DIRECTIONS FOR THIS TASK
All that is required is the number of lines in this listing that hold "Speisen".

DATA TO USE
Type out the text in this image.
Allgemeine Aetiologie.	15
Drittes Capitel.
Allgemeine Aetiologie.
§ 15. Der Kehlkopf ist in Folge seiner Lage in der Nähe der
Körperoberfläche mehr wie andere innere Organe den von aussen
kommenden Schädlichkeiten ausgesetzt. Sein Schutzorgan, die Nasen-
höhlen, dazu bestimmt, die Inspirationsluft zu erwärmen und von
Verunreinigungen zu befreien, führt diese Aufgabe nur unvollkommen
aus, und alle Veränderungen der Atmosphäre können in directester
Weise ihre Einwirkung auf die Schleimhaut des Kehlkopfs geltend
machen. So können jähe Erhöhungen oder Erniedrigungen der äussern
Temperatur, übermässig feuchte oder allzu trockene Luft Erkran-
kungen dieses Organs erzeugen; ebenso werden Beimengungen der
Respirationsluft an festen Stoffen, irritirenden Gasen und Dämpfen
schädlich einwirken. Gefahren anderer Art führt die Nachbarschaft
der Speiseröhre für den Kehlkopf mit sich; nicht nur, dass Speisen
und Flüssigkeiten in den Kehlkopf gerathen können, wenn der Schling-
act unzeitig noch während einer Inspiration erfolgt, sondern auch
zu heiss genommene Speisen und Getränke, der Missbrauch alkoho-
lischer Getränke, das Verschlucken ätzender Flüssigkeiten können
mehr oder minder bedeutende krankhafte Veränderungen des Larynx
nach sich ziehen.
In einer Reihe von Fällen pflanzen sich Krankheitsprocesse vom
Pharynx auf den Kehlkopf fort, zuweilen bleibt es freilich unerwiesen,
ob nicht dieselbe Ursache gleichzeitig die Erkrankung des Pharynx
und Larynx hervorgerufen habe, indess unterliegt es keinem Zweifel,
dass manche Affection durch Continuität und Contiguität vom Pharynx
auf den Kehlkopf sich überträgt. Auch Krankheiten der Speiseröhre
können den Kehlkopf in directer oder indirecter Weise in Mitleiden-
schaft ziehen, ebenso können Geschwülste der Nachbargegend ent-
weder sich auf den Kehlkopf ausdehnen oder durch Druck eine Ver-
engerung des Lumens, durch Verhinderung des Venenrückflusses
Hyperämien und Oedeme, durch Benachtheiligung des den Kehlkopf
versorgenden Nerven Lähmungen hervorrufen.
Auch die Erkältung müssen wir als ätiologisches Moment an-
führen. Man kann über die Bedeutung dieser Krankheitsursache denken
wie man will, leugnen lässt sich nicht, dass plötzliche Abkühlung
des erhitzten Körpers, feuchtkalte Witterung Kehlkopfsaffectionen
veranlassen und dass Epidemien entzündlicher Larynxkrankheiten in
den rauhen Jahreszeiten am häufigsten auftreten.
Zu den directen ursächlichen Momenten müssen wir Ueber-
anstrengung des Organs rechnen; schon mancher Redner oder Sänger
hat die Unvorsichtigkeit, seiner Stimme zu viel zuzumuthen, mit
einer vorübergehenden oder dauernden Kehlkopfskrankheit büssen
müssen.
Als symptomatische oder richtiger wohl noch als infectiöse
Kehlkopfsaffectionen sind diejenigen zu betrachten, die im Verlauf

* * *

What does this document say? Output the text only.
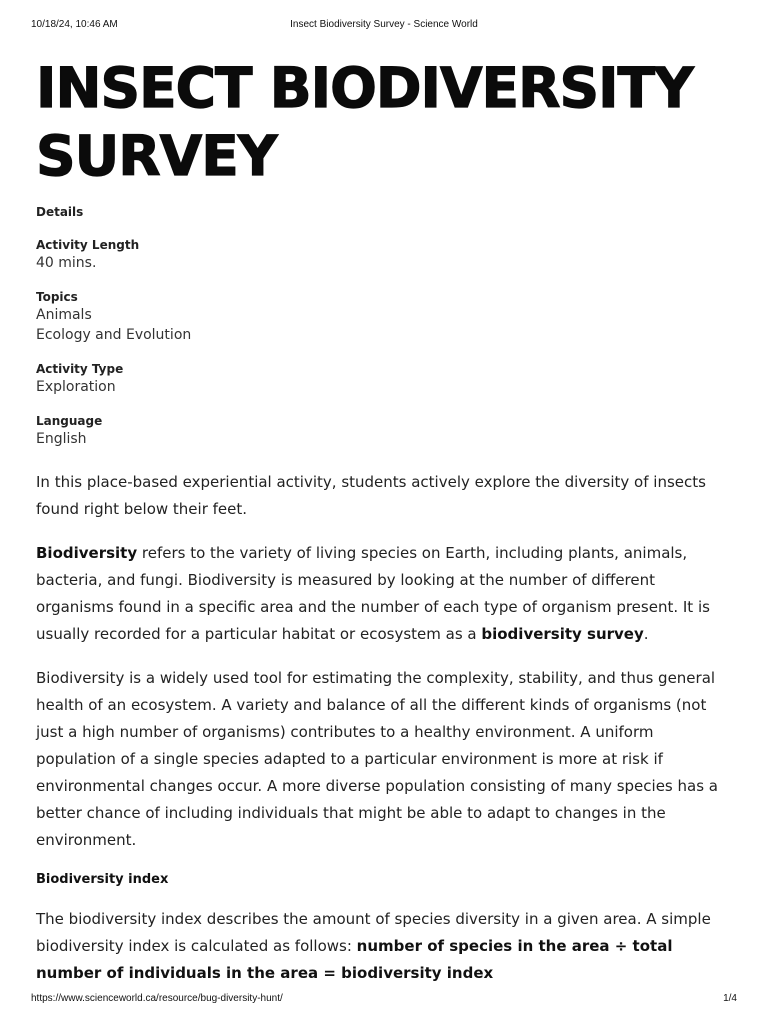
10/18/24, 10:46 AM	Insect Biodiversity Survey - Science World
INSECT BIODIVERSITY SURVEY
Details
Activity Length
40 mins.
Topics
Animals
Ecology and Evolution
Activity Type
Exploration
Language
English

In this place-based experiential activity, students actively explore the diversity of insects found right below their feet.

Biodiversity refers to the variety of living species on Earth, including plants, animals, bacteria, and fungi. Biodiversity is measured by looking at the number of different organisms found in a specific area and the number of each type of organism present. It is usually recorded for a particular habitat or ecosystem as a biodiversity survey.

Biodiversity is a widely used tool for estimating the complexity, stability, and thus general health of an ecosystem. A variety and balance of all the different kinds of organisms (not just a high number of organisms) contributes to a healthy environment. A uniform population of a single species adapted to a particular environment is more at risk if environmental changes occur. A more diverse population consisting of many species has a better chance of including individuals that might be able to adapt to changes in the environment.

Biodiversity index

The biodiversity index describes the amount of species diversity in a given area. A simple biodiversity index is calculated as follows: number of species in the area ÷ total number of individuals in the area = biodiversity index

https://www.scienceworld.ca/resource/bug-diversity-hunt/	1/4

==

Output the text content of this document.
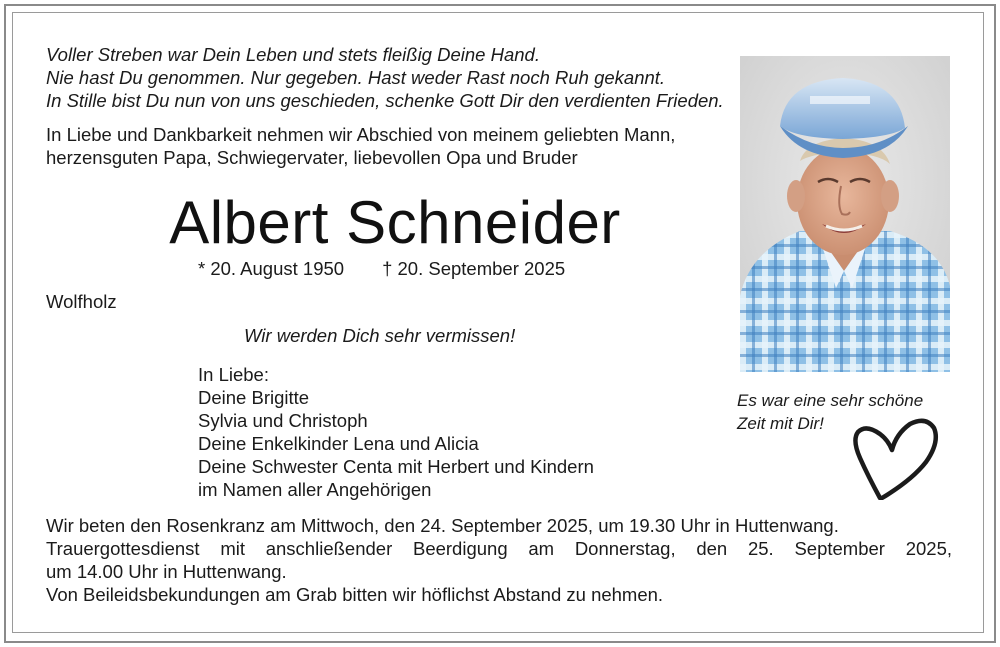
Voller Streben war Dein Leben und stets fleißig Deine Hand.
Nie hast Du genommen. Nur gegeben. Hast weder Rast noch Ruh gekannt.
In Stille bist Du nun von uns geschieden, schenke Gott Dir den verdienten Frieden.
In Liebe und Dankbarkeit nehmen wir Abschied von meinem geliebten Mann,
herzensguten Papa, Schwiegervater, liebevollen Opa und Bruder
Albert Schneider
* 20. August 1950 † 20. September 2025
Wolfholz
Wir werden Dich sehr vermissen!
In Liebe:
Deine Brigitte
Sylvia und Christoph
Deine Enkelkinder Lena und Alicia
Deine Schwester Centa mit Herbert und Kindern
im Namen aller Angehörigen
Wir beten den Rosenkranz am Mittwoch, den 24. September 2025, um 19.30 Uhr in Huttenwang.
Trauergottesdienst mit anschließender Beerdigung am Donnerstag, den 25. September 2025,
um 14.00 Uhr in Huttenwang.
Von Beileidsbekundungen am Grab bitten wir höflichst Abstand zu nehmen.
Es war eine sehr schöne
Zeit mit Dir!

WORKED SOLUTION
2